DATA SHOWN
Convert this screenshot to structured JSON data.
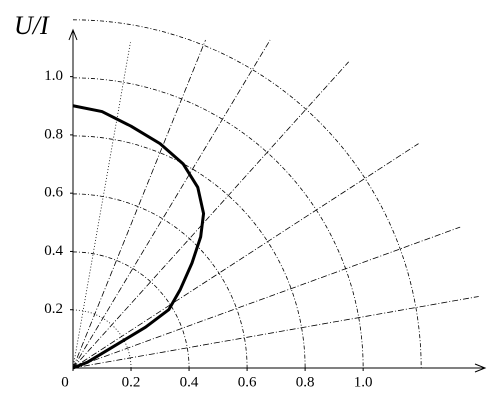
{
  "chart_data": {
    "type": "line",
    "title": "U/I",
    "x": [
      0,
      0.1,
      0.2,
      0.3,
      0.38,
      0.43,
      0.45,
      0.44,
      0.41,
      0.37,
      0.33,
      0.25,
      0.15,
      0.05,
      0
    ],
    "series": [
      {
        "color": "#000000",
        "values": [
          0.9,
          0.88,
          0.83,
          0.77,
          0.7,
          0.62,
          0.53,
          0.45,
          0.36,
          0.27,
          0.2,
          0.14,
          0.08,
          0.02,
          0
        ]
      }
    ],
    "xlim": [
      0,
      1.42
    ],
    "ylim": [
      0,
      1.16
    ],
    "xticks": [
      0,
      0.2,
      0.4,
      0.6,
      0.8,
      {
        "value": 1,
        "label": "1.0"
      }
    ],
    "yticks": [
      0.2,
      0.4,
      0.6,
      0.8,
      {
        "value": 1,
        "label": "1.0"
      }
    ]
  }
}
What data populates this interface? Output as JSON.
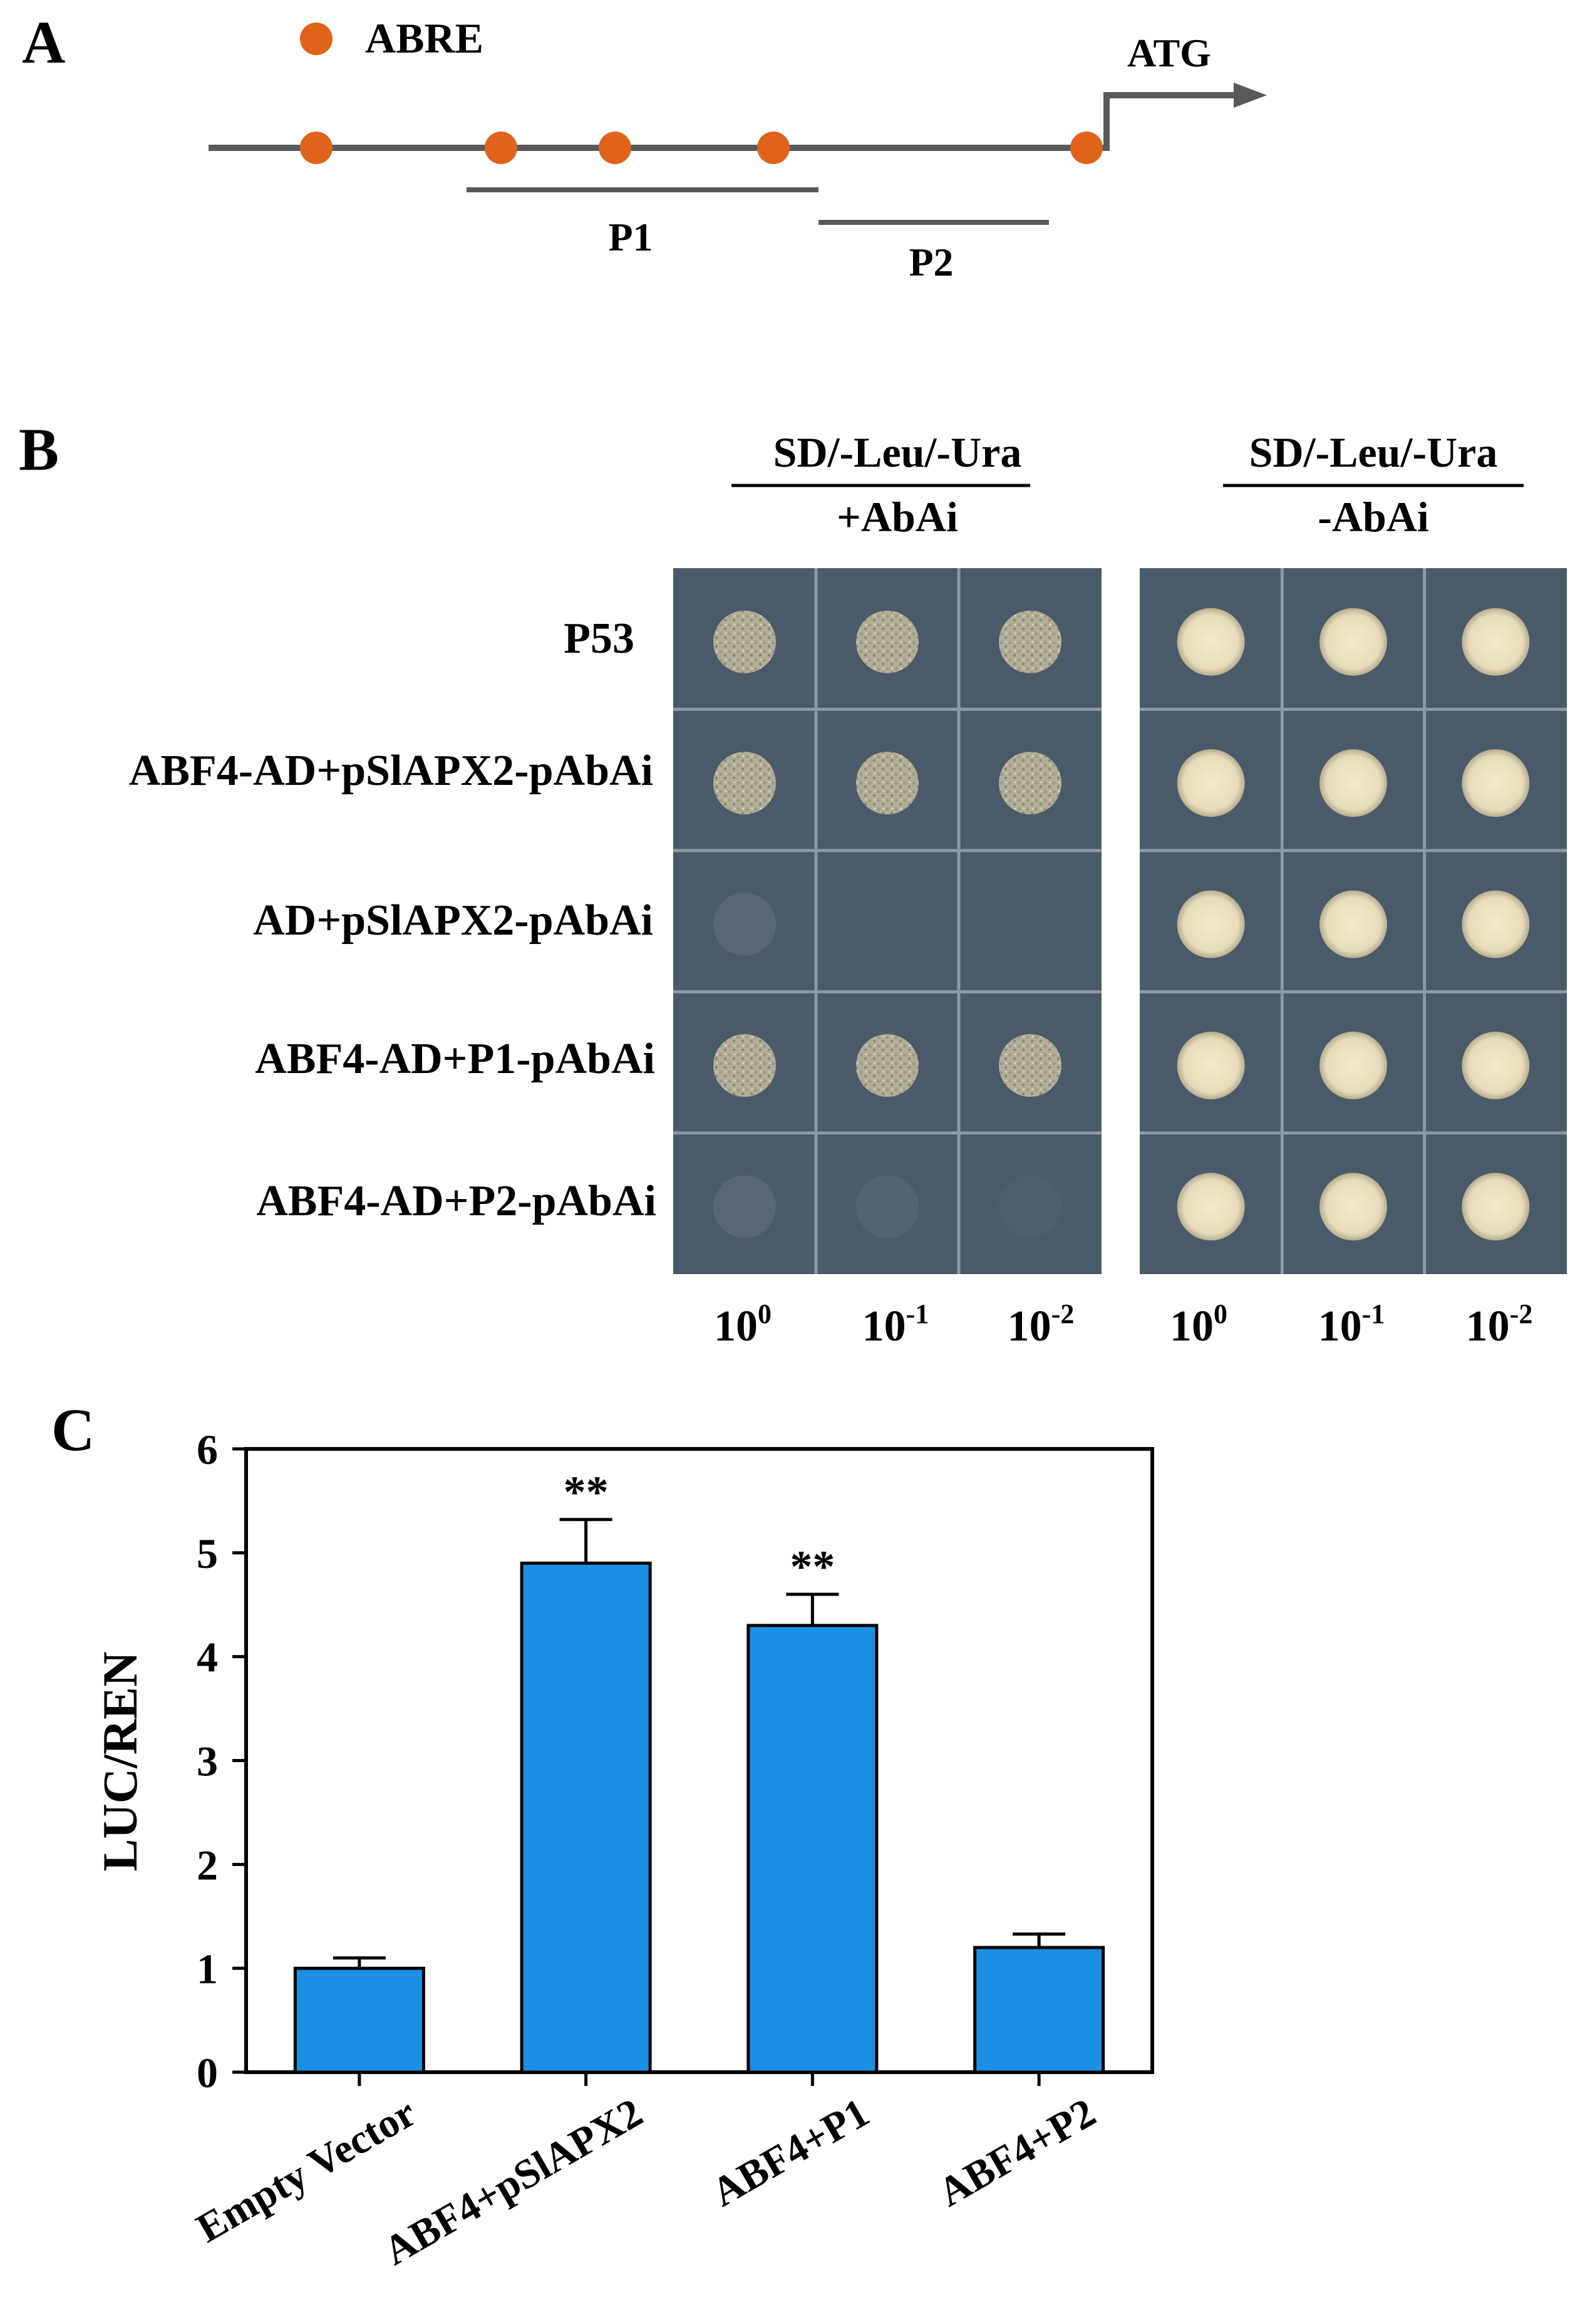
{
  "panel_a": {
    "label": "A",
    "legend_label": "ABRE",
    "start_codon_label": "ATG",
    "fragment_labels": [
      "P1",
      "P2"
    ],
    "abre_site_count": 5,
    "colors": {
      "abre": "#e0631c",
      "line": "#595959"
    }
  },
  "panel_b": {
    "label": "B",
    "plate_headers": [
      {
        "line1": "SD/-Leu/-Ura",
        "line2": "+AbAi"
      },
      {
        "line1": "SD/-Leu/-Ura",
        "line2": "-AbAi"
      }
    ],
    "rows": [
      "P53",
      "ABF4-AD+pSlAPX2-pAbAi",
      "AD+pSlAPX2-pAbAi",
      "ABF4-AD+P1-pAbAi",
      "ABF4-AD+P2-pAbAi"
    ],
    "dilutions": [
      {
        "base": "10",
        "exp": "0"
      },
      {
        "base": "10",
        "exp": "-1"
      },
      {
        "base": "10",
        "exp": "-2"
      }
    ],
    "growth_plus_abai": [
      [
        1,
        1,
        1
      ],
      [
        1,
        1,
        1
      ],
      [
        0.3,
        0,
        0
      ],
      [
        1,
        1,
        1
      ],
      [
        0.3,
        0.2,
        0.1
      ]
    ],
    "growth_minus_abai": [
      [
        1,
        1,
        1
      ],
      [
        1,
        1,
        1
      ],
      [
        1,
        1,
        1
      ],
      [
        1,
        1,
        1
      ],
      [
        1,
        1,
        1
      ]
    ]
  },
  "panel_c": {
    "label": "C",
    "chart_data": {
      "type": "bar",
      "categories": [
        "Empty Vector",
        "ABF4+pSlAPX2",
        "ABF4+P1",
        "ABF4+P2"
      ],
      "values": [
        1.0,
        4.9,
        4.3,
        1.2
      ],
      "errors": [
        0.1,
        0.42,
        0.3,
        0.13
      ],
      "annotations": [
        "",
        "**",
        "**",
        ""
      ],
      "ylabel": "LUC/REN",
      "xlabel": "",
      "ylim": [
        0,
        6
      ],
      "yticks": [
        0,
        1,
        2,
        3,
        4,
        5,
        6
      ],
      "bar_color": "#1a8fe3",
      "grid": false
    }
  }
}
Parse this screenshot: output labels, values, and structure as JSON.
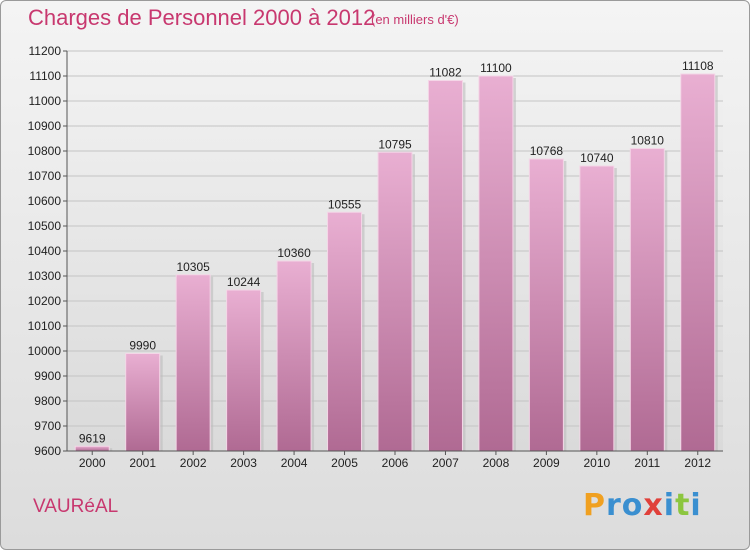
{
  "title": "Charges de Personnel 2000 à 2012",
  "subtitle": "(en milliers d'€)",
  "commune": "VAURéAL",
  "logo": {
    "letters": [
      {
        "ch": "P",
        "color": "#f0a020"
      },
      {
        "ch": "r",
        "color": "#3a8fd0"
      },
      {
        "ch": "o",
        "color": "#3a8fd0"
      },
      {
        "ch": "x",
        "color": "#e0403a"
      },
      {
        "ch": "i",
        "color": "#3a8fd0"
      },
      {
        "ch": "t",
        "color": "#8cc63f"
      },
      {
        "ch": "i",
        "color": "#3a8fd0"
      }
    ]
  },
  "colors": {
    "accent": "#c8386f",
    "bar_top": "#e9afd2",
    "bar_bottom": "#b06a93"
  },
  "chart_data": {
    "type": "bar",
    "categories": [
      "2000",
      "2001",
      "2002",
      "2003",
      "2004",
      "2005",
      "2006",
      "2007",
      "2008",
      "2009",
      "2010",
      "2011",
      "2012"
    ],
    "values": [
      9619,
      9990,
      10305,
      10244,
      10360,
      10555,
      10795,
      11082,
      11100,
      10768,
      10740,
      10810,
      11108
    ],
    "ylim": [
      9600,
      11200
    ],
    "yticks": [
      9600,
      9700,
      9800,
      9900,
      10000,
      10100,
      10200,
      10300,
      10400,
      10500,
      10600,
      10700,
      10800,
      10900,
      11000,
      11100,
      11200
    ],
    "grid": true
  }
}
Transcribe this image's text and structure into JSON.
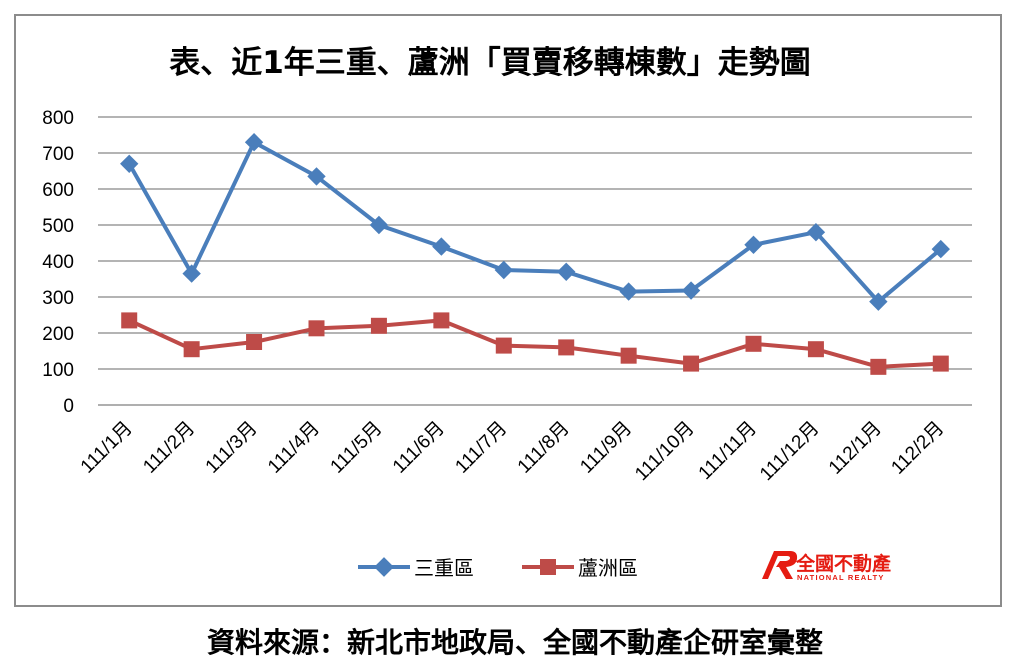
{
  "chart_data": {
    "type": "line",
    "title": "表、近1年三重、蘆洲「買賣移轉棟數」走勢圖",
    "categories": [
      "111/1月",
      "111/2月",
      "111/3月",
      "111/4月",
      "111/5月",
      "111/6月",
      "111/7月",
      "111/8月",
      "111/9月",
      "111/10月",
      "111/11月",
      "111/12月",
      "112/1月",
      "112/2月"
    ],
    "series": [
      {
        "name": "三重區",
        "color": "#4a7ebb",
        "marker": "diamond",
        "values": [
          670,
          365,
          730,
          635,
          500,
          440,
          375,
          370,
          315,
          318,
          445,
          480,
          287,
          433
        ]
      },
      {
        "name": "蘆洲區",
        "color": "#be4b48",
        "marker": "square",
        "values": [
          235,
          155,
          175,
          213,
          220,
          235,
          165,
          160,
          137,
          115,
          170,
          155,
          106,
          115
        ]
      }
    ],
    "ylim": [
      0,
      800
    ],
    "yticks": [
      "0",
      "100",
      "200",
      "300",
      "400",
      "500",
      "600",
      "700",
      "800"
    ],
    "grid": true,
    "legend_position": "bottom"
  },
  "logo": {
    "main_text": "全國不動產",
    "sub_text": "NATIONAL REALTY",
    "color": "#e51c12"
  },
  "source_note": "資料來源：新北市地政局、全國不動產企研室彙整"
}
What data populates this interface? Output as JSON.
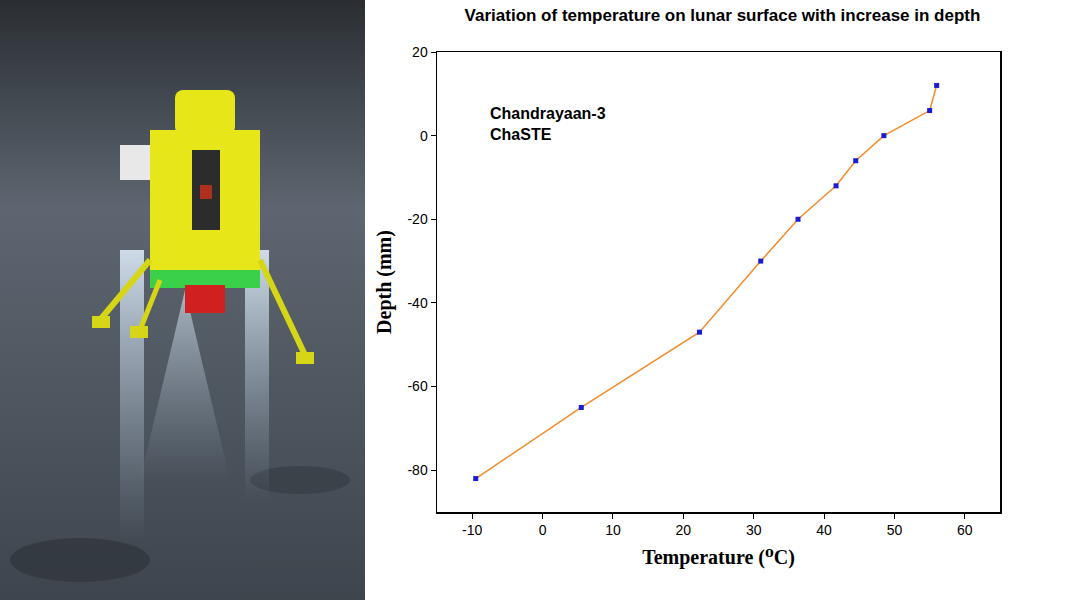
{
  "chart_data": {
    "type": "line",
    "title": "Variation of temperature on lunar surface with increase in depth",
    "xlabel": "Temperature (⁰C)",
    "ylabel": "Depth (mm)",
    "annotations": [
      "Chandrayaan-3",
      "ChaSTE"
    ],
    "x": [
      -9.5,
      5.5,
      22.3,
      31.0,
      36.3,
      41.7,
      44.5,
      48.5,
      55.0,
      56.0
    ],
    "values": [
      -82,
      -65,
      -47,
      -30,
      -20,
      -12,
      -6,
      0,
      6,
      12
    ],
    "color": "#f28c28",
    "marker": "square",
    "xlim": [
      -15,
      65
    ],
    "ylim": [
      -90,
      20
    ],
    "xticks": [
      -10,
      0,
      10,
      20,
      30,
      40,
      50,
      60
    ],
    "yticks": [
      -80,
      -60,
      -40,
      -20,
      0,
      20
    ],
    "grid": false
  }
}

EXERCISE TASK
Make a verbatim copy of all the entries and strip out the pictures.

RESULT OF THIS TASK
Convert this screenshot to structured JSON data.
{
  "chart_data": {
    "type": "line",
    "title": "U/I",
    "x": [
      0,
      0.1,
      0.2,
      0.3,
      0.38,
      0.43,
      0.45,
      0.44,
      0.41,
      0.37,
      0.33,
      0.25,
      0.15,
      0.05,
      0
    ],
    "series": [
      {
        "color": "#000000",
        "values": [
          0.9,
          0.88,
          0.83,
          0.77,
          0.7,
          0.62,
          0.53,
          0.45,
          0.36,
          0.27,
          0.2,
          0.14,
          0.08,
          0.02,
          0
        ]
      }
    ],
    "xlim": [
      0,
      1.42
    ],
    "ylim": [
      0,
      1.16
    ],
    "xticks": [
      0,
      0.2,
      0.4,
      0.6,
      0.8,
      {
        "value": 1,
        "label": "1.0"
      }
    ],
    "yticks": [
      0.2,
      0.4,
      0.6,
      0.8,
      {
        "value": 1,
        "label": "1.0"
      }
    ]
  }
}
What data populates this interface? Output as JSON.
{
  "panel_a": {
    "label": "A",
    "legend_label": "ABRE",
    "start_codon_label": "ATG",
    "fragment_labels": [
      "P1",
      "P2"
    ],
    "abre_site_count": 5,
    "colors": {
      "abre": "#e0631c",
      "line": "#595959"
    }
  },
  "panel_b": {
    "label": "B",
    "plate_headers": [
      {
        "line1": "SD/-Leu/-Ura",
        "line2": "+AbAi"
      },
      {
        "line1": "SD/-Leu/-Ura",
        "line2": "-AbAi"
      }
    ],
    "rows": [
      "P53",
      "ABF4-AD+pSlAPX2-pAbAi",
      "AD+pSlAPX2-pAbAi",
      "ABF4-AD+P1-pAbAi",
      "ABF4-AD+P2-pAbAi"
    ],
    "dilutions": [
      {
        "base": "10",
        "exp": "0"
      },
      {
        "base": "10",
        "exp": "-1"
      },
      {
        "base": "10",
        "exp": "-2"
      }
    ],
    "growth_plus_abai": [
      [
        1,
        1,
        1
      ],
      [
        1,
        1,
        1
      ],
      [
        0.3,
        0,
        0
      ],
      [
        1,
        1,
        1
      ],
      [
        0.3,
        0.2,
        0.1
      ]
    ],
    "growth_minus_abai": [
      [
        1,
        1,
        1
      ],
      [
        1,
        1,
        1
      ],
      [
        1,
        1,
        1
      ],
      [
        1,
        1,
        1
      ],
      [
        1,
        1,
        1
      ]
    ]
  },
  "panel_c": {
    "label": "C",
    "chart_data": {
      "type": "bar",
      "categories": [
        "Empty Vector",
        "ABF4+pSlAPX2",
        "ABF4+P1",
        "ABF4+P2"
      ],
      "values": [
        1.0,
        4.9,
        4.3,
        1.2
      ],
      "errors": [
        0.1,
        0.42,
        0.3,
        0.13
      ],
      "annotations": [
        "",
        "**",
        "**",
        ""
      ],
      "ylabel": "LUC/REN",
      "xlabel": "",
      "ylim": [
        0,
        6
      ],
      "yticks": [
        0,
        1,
        2,
        3,
        4,
        5,
        6
      ],
      "bar_color": "#1a8fe3",
      "grid": false
    }
  }
}
Parse this screenshot: output labels, values, and structure as JSON.
{
  "title": "Charges de Personnel 2000 à 2012",
  "subtitle": "(en milliers d'€)",
  "commune": "VAURéAL",
  "logo": {
    "letters": [
      {
        "ch": "P",
        "color": "#f0a020"
      },
      {
        "ch": "r",
        "color": "#3a8fd0"
      },
      {
        "ch": "o",
        "color": "#3a8fd0"
      },
      {
        "ch": "x",
        "color": "#e0403a"
      },
      {
        "ch": "i",
        "color": "#3a8fd0"
      },
      {
        "ch": "t",
        "color": "#8cc63f"
      },
      {
        "ch": "i",
        "color": "#3a8fd0"
      }
    ]
  },
  "colors": {
    "accent": "#c8386f",
    "bar_top": "#e9afd2",
    "bar_bottom": "#b06a93"
  },
  "chart_data": {
    "type": "bar",
    "categories": [
      "2000",
      "2001",
      "2002",
      "2003",
      "2004",
      "2005",
      "2006",
      "2007",
      "2008",
      "2009",
      "2010",
      "2011",
      "2012"
    ],
    "values": [
      9619,
      9990,
      10305,
      10244,
      10360,
      10555,
      10795,
      11082,
      11100,
      10768,
      10740,
      10810,
      11108
    ],
    "ylim": [
      9600,
      11200
    ],
    "yticks": [
      9600,
      9700,
      9800,
      9900,
      10000,
      10100,
      10200,
      10300,
      10400,
      10500,
      10600,
      10700,
      10800,
      10900,
      11000,
      11100,
      11200
    ],
    "grid": true
  }
}
Transcribe this image's text and structure into JSON.
{
  "chart_data": {
    "type": "line",
    "title": "表、近1年三重、蘆洲「買賣移轉棟數」走勢圖",
    "categories": [
      "111/1月",
      "111/2月",
      "111/3月",
      "111/4月",
      "111/5月",
      "111/6月",
      "111/7月",
      "111/8月",
      "111/9月",
      "111/10月",
      "111/11月",
      "111/12月",
      "112/1月",
      "112/2月"
    ],
    "series": [
      {
        "name": "三重區",
        "color": "#4a7ebb",
        "marker": "diamond",
        "values": [
          670,
          365,
          730,
          635,
          500,
          440,
          375,
          370,
          315,
          318,
          445,
          480,
          287,
          433
        ]
      },
      {
        "name": "蘆洲區",
        "color": "#be4b48",
        "marker": "square",
        "values": [
          235,
          155,
          175,
          213,
          220,
          235,
          165,
          160,
          137,
          115,
          170,
          155,
          106,
          115
        ]
      }
    ],
    "ylim": [
      0,
      800
    ],
    "yticks": [
      "0",
      "100",
      "200",
      "300",
      "400",
      "500",
      "600",
      "700",
      "800"
    ],
    "grid": true,
    "legend_position": "bottom"
  },
  "logo": {
    "main_text": "全國不動產",
    "sub_text": "NATIONAL REALTY",
    "color": "#e51c12"
  },
  "source_note": "資料來源：新北市地政局、全國不動產企研室彙整"
}
What data populates this interface? Output as JSON.
{
  "chart_data": {
    "type": "line",
    "title": "Variation of temperature on lunar surface with increase in depth",
    "xlabel": "Temperature (⁰C)",
    "ylabel": "Depth (mm)",
    "annotations": [
      "Chandrayaan-3",
      "ChaSTE"
    ],
    "x": [
      -9.5,
      5.5,
      22.3,
      31.0,
      36.3,
      41.7,
      44.5,
      48.5,
      55.0,
      56.0
    ],
    "values": [
      -82,
      -65,
      -47,
      -30,
      -20,
      -12,
      -6,
      0,
      6,
      12
    ],
    "color": "#f28c28",
    "marker": "square",
    "xlim": [
      -15,
      65
    ],
    "ylim": [
      -90,
      20
    ],
    "xticks": [
      -10,
      0,
      10,
      20,
      30,
      40,
      50,
      60
    ],
    "yticks": [
      -80,
      -60,
      -40,
      -20,
      0,
      20
    ],
    "grid": false
  }
}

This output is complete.